Data listing -
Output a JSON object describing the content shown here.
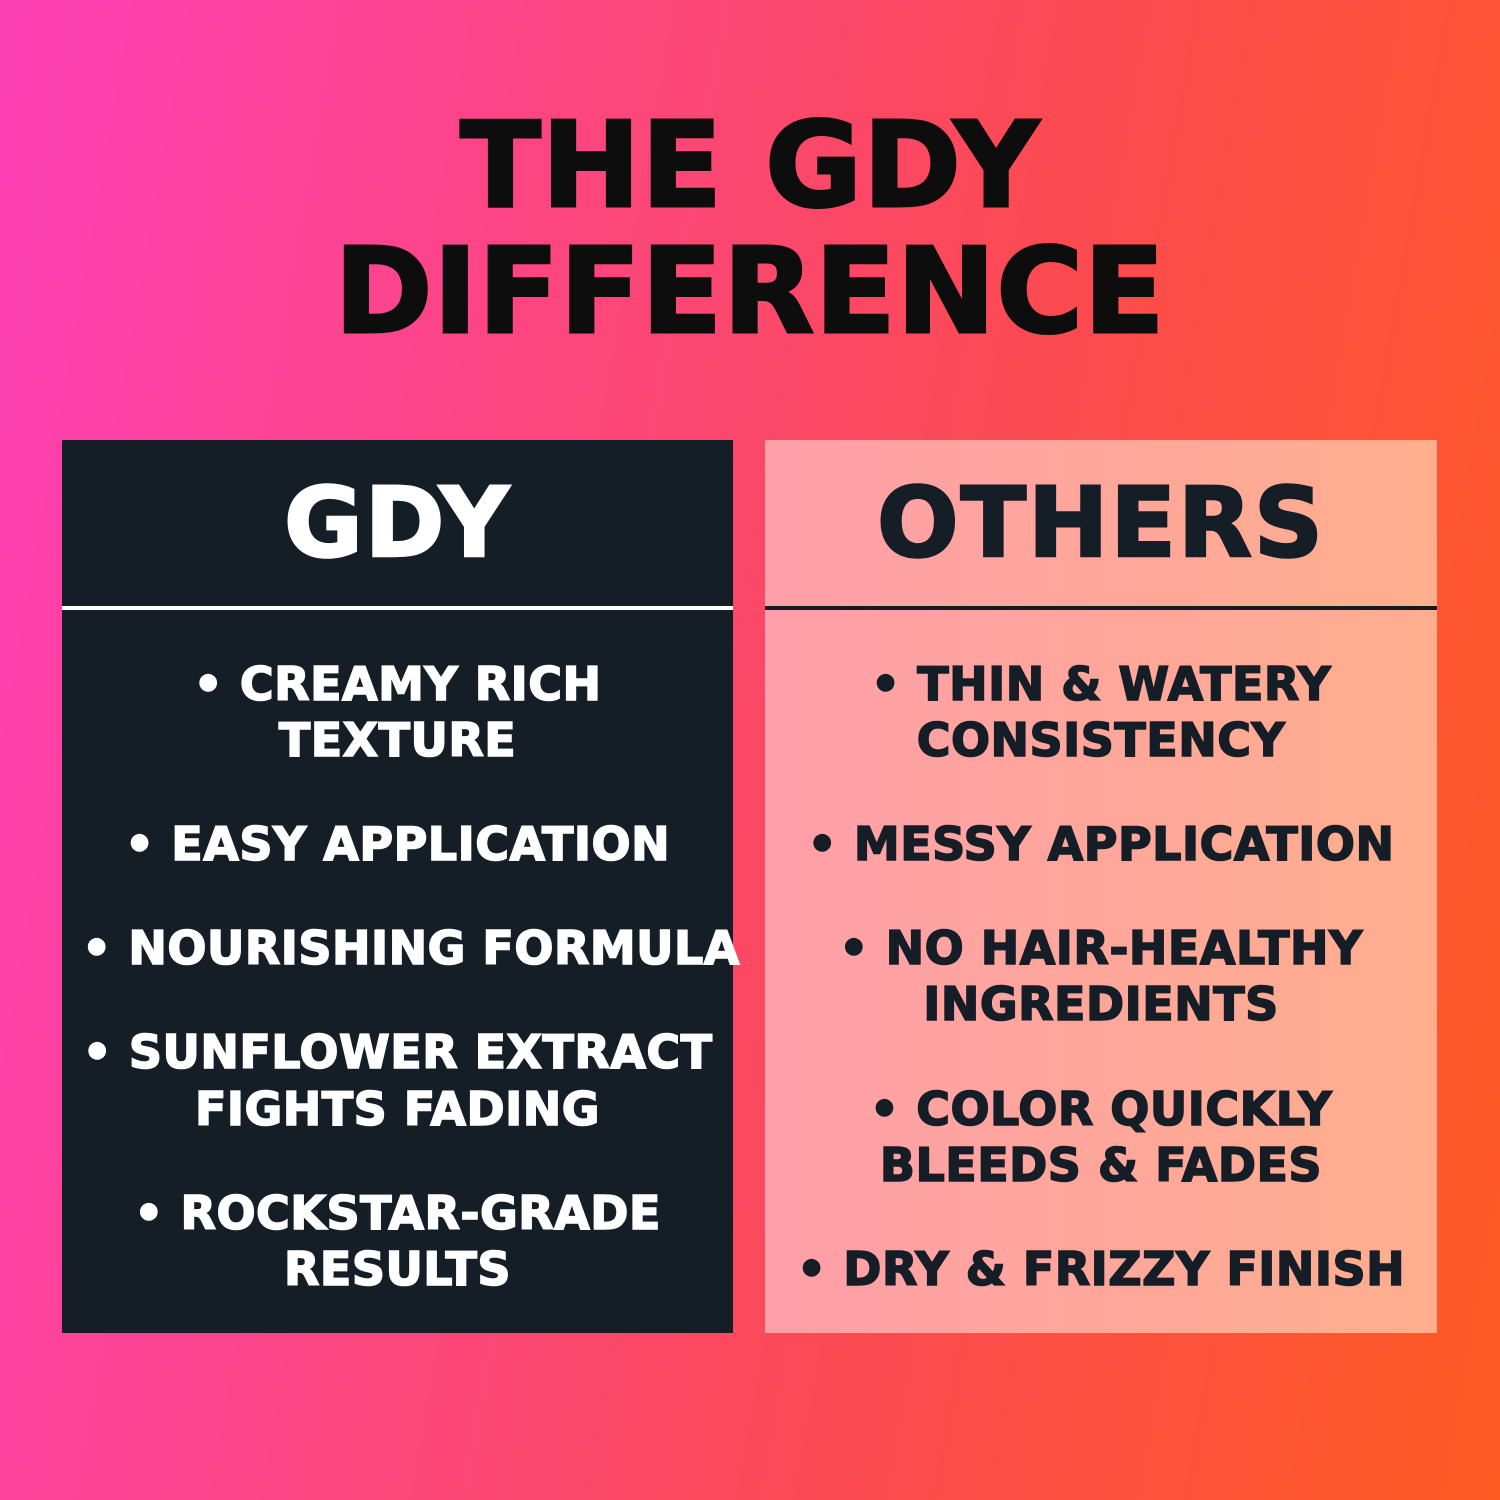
{
  "page": {
    "title_line1": "THE GDY",
    "title_line2": "DIFFERENCE",
    "bullet": "•"
  },
  "colors": {
    "background_gradient_left": "#fe40b7",
    "background_gradient_mid": "#fc4a52",
    "background_gradient_right": "#ff5a22",
    "gdy_panel_bg": "#151d27",
    "gdy_panel_text": "#ffffff",
    "others_panel_left": "#ff9fa9",
    "others_panel_right": "#ffae8d",
    "others_panel_text": "#151d27",
    "title_text": "#0d0d0d"
  },
  "columns": [
    {
      "id": "gdy",
      "title": "GDY",
      "items": [
        [
          "CREAMY RICH",
          "TEXTURE"
        ],
        [
          "EASY APPLICATION"
        ],
        [
          "NOURISHING FORMULA"
        ],
        [
          "SUNFLOWER EXTRACT",
          "FIGHTS FADING"
        ],
        [
          "ROCKSTAR-GRADE",
          "RESULTS"
        ]
      ]
    },
    {
      "id": "others",
      "title": "OTHERS",
      "items": [
        [
          "THIN & WATERY",
          "CONSISTENCY"
        ],
        [
          "MESSY APPLICATION"
        ],
        [
          "NO HAIR-HEALTHY",
          "INGREDIENTS"
        ],
        [
          "COLOR QUICKLY",
          "BLEEDS & FADES"
        ],
        [
          "DRY & FRIZZY FINISH"
        ]
      ]
    }
  ]
}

Exercise prompt -
Transcribe the full listing above exactly, with the images removed.

The solution -
Output a JSON object describing the content shown here.
{
  "page": {
    "title_line1": "THE GDY",
    "title_line2": "DIFFERENCE",
    "bullet": "•"
  },
  "colors": {
    "background_gradient_left": "#fe40b7",
    "background_gradient_mid": "#fc4a52",
    "background_gradient_right": "#ff5a22",
    "gdy_panel_bg": "#151d27",
    "gdy_panel_text": "#ffffff",
    "others_panel_left": "#ff9fa9",
    "others_panel_right": "#ffae8d",
    "others_panel_text": "#151d27",
    "title_text": "#0d0d0d"
  },
  "columns": [
    {
      "id": "gdy",
      "title": "GDY",
      "items": [
        [
          "CREAMY RICH",
          "TEXTURE"
        ],
        [
          "EASY APPLICATION"
        ],
        [
          "NOURISHING FORMULA"
        ],
        [
          "SUNFLOWER EXTRACT",
          "FIGHTS FADING"
        ],
        [
          "ROCKSTAR-GRADE",
          "RESULTS"
        ]
      ]
    },
    {
      "id": "others",
      "title": "OTHERS",
      "items": [
        [
          "THIN & WATERY",
          "CONSISTENCY"
        ],
        [
          "MESSY APPLICATION"
        ],
        [
          "NO HAIR-HEALTHY",
          "INGREDIENTS"
        ],
        [
          "COLOR QUICKLY",
          "BLEEDS & FADES"
        ],
        [
          "DRY & FRIZZY FINISH"
        ]
      ]
    }
  ]
}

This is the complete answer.